* START DATASET ROWS *
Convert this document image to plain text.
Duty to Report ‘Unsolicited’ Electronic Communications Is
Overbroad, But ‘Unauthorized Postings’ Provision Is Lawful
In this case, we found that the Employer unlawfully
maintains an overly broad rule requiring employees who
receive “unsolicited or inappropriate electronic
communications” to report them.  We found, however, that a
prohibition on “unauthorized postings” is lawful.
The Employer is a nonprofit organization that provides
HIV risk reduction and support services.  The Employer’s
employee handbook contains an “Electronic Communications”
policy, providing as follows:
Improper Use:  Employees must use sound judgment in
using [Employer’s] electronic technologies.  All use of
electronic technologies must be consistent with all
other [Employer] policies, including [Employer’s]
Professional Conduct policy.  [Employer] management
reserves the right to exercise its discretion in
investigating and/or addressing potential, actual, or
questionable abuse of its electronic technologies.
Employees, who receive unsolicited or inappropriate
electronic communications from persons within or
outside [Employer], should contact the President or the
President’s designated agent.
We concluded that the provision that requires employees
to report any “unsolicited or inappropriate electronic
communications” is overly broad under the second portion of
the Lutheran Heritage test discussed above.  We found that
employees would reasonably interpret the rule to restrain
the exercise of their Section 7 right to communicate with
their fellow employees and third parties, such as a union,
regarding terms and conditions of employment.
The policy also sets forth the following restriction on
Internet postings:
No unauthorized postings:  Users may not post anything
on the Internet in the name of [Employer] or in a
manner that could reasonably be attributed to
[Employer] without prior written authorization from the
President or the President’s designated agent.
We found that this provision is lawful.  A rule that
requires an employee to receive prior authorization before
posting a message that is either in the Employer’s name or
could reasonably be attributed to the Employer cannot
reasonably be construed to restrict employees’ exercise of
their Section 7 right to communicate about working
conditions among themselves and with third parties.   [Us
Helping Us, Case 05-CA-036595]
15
* END DATASET ROWS *
→ **REQUIREMENTS**
Please set down each line of the records exactly as given.

→ **FINISHED TASK**
Convert this document image to plain text.
Duty to Report ‘Unsolicited’ Electronic Communications Is
Overbroad, But ‘Unauthorized Postings’ Provision Is Lawful
In this case, we found that the Employer unlawfully
maintains an overly broad rule requiring employees who
receive “unsolicited or inappropriate electronic
communications” to report them.  We found, however, that a
prohibition on “unauthorized postings” is lawful.
The Employer is a nonprofit organization that provides
HIV risk reduction and support services.  The Employer’s
employee handbook contains an “Electronic Communications”
policy, providing as follows:
Improper Use:  Employees must use sound judgment in
using [Employer’s] electronic technologies.  All use of
electronic technologies must be consistent with all
other [Employer] policies, including [Employer’s]
Professional Conduct policy.  [Employer] management
reserves the right to exercise its discretion in
investigating and/or addressing potential, actual, or
questionable abuse of its electronic technologies.
Employees, who receive unsolicited or inappropriate
electronic communications from persons within or
outside [Employer], should contact the President or the
President’s designated agent.
We concluded that the provision that requires employees
to report any “unsolicited or inappropriate electronic
communications” is overly broad under the second portion of
the Lutheran Heritage test discussed above.  We found that
employees would reasonably interpret the rule to restrain
the exercise of their Section 7 right to communicate with
their fellow employees and third parties, such as a union,
regarding terms and conditions of employment.
The policy also sets forth the following restriction on
Internet postings:
No unauthorized postings:  Users may not post anything
on the Internet in the name of [Employer] or in a
manner that could reasonably be attributed to
[Employer] without prior written authorization from the
President or the President’s designated agent.
We found that this provision is lawful.  A rule that
requires an employee to receive prior authorization before
posting a message that is either in the Employer’s name or
could reasonably be attributed to the Employer cannot
reasonably be construed to restrict employees’ exercise of
their Section 7 right to communicate about working
conditions among themselves and with third parties.   [Us
Helping Us, Case 05-CA-036595]
15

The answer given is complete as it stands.